▸ What you need to do
Emit the entire listing verbatim.

▸ Provided records
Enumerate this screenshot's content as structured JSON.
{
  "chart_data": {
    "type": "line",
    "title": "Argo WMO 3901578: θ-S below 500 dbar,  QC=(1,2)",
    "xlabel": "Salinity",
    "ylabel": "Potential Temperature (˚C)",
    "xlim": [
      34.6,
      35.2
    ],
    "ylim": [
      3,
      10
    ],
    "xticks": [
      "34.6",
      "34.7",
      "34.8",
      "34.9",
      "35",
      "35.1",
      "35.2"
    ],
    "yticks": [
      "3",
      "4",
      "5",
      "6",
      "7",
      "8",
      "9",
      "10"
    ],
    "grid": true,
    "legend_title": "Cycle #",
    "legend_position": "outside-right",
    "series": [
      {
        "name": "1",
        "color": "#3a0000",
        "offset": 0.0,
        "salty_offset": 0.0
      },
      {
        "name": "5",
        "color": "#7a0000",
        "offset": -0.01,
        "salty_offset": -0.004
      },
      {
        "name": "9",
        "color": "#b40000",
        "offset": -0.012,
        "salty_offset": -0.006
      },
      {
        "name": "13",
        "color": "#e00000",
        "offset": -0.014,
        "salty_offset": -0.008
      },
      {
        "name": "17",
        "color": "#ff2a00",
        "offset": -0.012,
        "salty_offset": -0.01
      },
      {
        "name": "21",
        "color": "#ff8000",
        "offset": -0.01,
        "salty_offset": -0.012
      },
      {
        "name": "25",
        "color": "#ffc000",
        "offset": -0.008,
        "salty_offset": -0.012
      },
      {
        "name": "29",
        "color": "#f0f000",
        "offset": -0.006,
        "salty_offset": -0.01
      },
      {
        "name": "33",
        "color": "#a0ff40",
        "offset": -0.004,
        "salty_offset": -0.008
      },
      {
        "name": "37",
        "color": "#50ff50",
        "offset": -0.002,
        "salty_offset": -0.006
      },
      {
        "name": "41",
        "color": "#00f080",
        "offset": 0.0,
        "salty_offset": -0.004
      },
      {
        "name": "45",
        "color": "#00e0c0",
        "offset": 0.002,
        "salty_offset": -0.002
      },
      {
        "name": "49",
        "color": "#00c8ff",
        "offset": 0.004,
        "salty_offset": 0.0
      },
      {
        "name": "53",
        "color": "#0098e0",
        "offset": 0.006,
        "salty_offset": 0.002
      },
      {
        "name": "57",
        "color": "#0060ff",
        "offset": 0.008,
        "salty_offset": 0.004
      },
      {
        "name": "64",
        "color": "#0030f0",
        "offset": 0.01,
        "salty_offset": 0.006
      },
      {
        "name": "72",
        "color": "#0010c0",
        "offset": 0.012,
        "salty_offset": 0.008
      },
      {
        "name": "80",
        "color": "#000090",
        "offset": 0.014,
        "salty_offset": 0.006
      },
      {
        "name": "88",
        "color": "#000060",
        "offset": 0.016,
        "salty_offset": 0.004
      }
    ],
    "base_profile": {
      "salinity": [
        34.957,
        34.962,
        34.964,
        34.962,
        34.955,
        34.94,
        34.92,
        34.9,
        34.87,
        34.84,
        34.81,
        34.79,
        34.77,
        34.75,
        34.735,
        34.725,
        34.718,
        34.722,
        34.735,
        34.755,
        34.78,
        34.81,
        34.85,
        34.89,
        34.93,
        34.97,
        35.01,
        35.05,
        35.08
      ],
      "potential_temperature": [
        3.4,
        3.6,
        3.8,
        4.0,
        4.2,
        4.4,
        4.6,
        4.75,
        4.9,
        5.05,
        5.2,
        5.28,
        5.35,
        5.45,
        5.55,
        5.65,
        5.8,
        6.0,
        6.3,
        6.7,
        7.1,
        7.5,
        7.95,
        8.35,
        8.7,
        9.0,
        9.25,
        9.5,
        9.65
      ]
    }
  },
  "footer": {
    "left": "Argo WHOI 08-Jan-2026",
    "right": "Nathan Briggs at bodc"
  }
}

▸ Written reply
Enumerate this screenshot's content as structured JSON.
{
  "chart_data": {
    "type": "line",
    "title": "Argo WMO 3901578: θ-S below 500 dbar,  QC=(1,2)",
    "xlabel": "Salinity",
    "ylabel": "Potential Temperature (˚C)",
    "xlim": [
      34.6,
      35.2
    ],
    "ylim": [
      3,
      10
    ],
    "xticks": [
      "34.6",
      "34.7",
      "34.8",
      "34.9",
      "35",
      "35.1",
      "35.2"
    ],
    "yticks": [
      "3",
      "4",
      "5",
      "6",
      "7",
      "8",
      "9",
      "10"
    ],
    "grid": true,
    "legend_title": "Cycle #",
    "legend_position": "outside-right",
    "series": [
      {
        "name": "1",
        "color": "#3a0000",
        "offset": 0.0,
        "salty_offset": 0.0
      },
      {
        "name": "5",
        "color": "#7a0000",
        "offset": -0.01,
        "salty_offset": -0.004
      },
      {
        "name": "9",
        "color": "#b40000",
        "offset": -0.012,
        "salty_offset": -0.006
      },
      {
        "name": "13",
        "color": "#e00000",
        "offset": -0.014,
        "salty_offset": -0.008
      },
      {
        "name": "17",
        "color": "#ff2a00",
        "offset": -0.012,
        "salty_offset": -0.01
      },
      {
        "name": "21",
        "color": "#ff8000",
        "offset": -0.01,
        "salty_offset": -0.012
      },
      {
        "name": "25",
        "color": "#ffc000",
        "offset": -0.008,
        "salty_offset": -0.012
      },
      {
        "name": "29",
        "color": "#f0f000",
        "offset": -0.006,
        "salty_offset": -0.01
      },
      {
        "name": "33",
        "color": "#a0ff40",
        "offset": -0.004,
        "salty_offset": -0.008
      },
      {
        "name": "37",
        "color": "#50ff50",
        "offset": -0.002,
        "salty_offset": -0.006
      },
      {
        "name": "41",
        "color": "#00f080",
        "offset": 0.0,
        "salty_offset": -0.004
      },
      {
        "name": "45",
        "color": "#00e0c0",
        "offset": 0.002,
        "salty_offset": -0.002
      },
      {
        "name": "49",
        "color": "#00c8ff",
        "offset": 0.004,
        "salty_offset": 0.0
      },
      {
        "name": "53",
        "color": "#0098e0",
        "offset": 0.006,
        "salty_offset": 0.002
      },
      {
        "name": "57",
        "color": "#0060ff",
        "offset": 0.008,
        "salty_offset": 0.004
      },
      {
        "name": "64",
        "color": "#0030f0",
        "offset": 0.01,
        "salty_offset": 0.006
      },
      {
        "name": "72",
        "color": "#0010c0",
        "offset": 0.012,
        "salty_offset": 0.008
      },
      {
        "name": "80",
        "color": "#000090",
        "offset": 0.014,
        "salty_offset": 0.006
      },
      {
        "name": "88",
        "color": "#000060",
        "offset": 0.016,
        "salty_offset": 0.004
      }
    ],
    "base_profile": {
      "salinity": [
        34.957,
        34.962,
        34.964,
        34.962,
        34.955,
        34.94,
        34.92,
        34.9,
        34.87,
        34.84,
        34.81,
        34.79,
        34.77,
        34.75,
        34.735,
        34.725,
        34.718,
        34.722,
        34.735,
        34.755,
        34.78,
        34.81,
        34.85,
        34.89,
        34.93,
        34.97,
        35.01,
        35.05,
        35.08
      ],
      "potential_temperature": [
        3.4,
        3.6,
        3.8,
        4.0,
        4.2,
        4.4,
        4.6,
        4.75,
        4.9,
        5.05,
        5.2,
        5.28,
        5.35,
        5.45,
        5.55,
        5.65,
        5.8,
        6.0,
        6.3,
        6.7,
        7.1,
        7.5,
        7.95,
        8.35,
        8.7,
        9.0,
        9.25,
        9.5,
        9.65
      ]
    }
  },
  "footer": {
    "left": "Argo WHOI 08-Jan-2026",
    "right": "Nathan Briggs at bodc"
  }
}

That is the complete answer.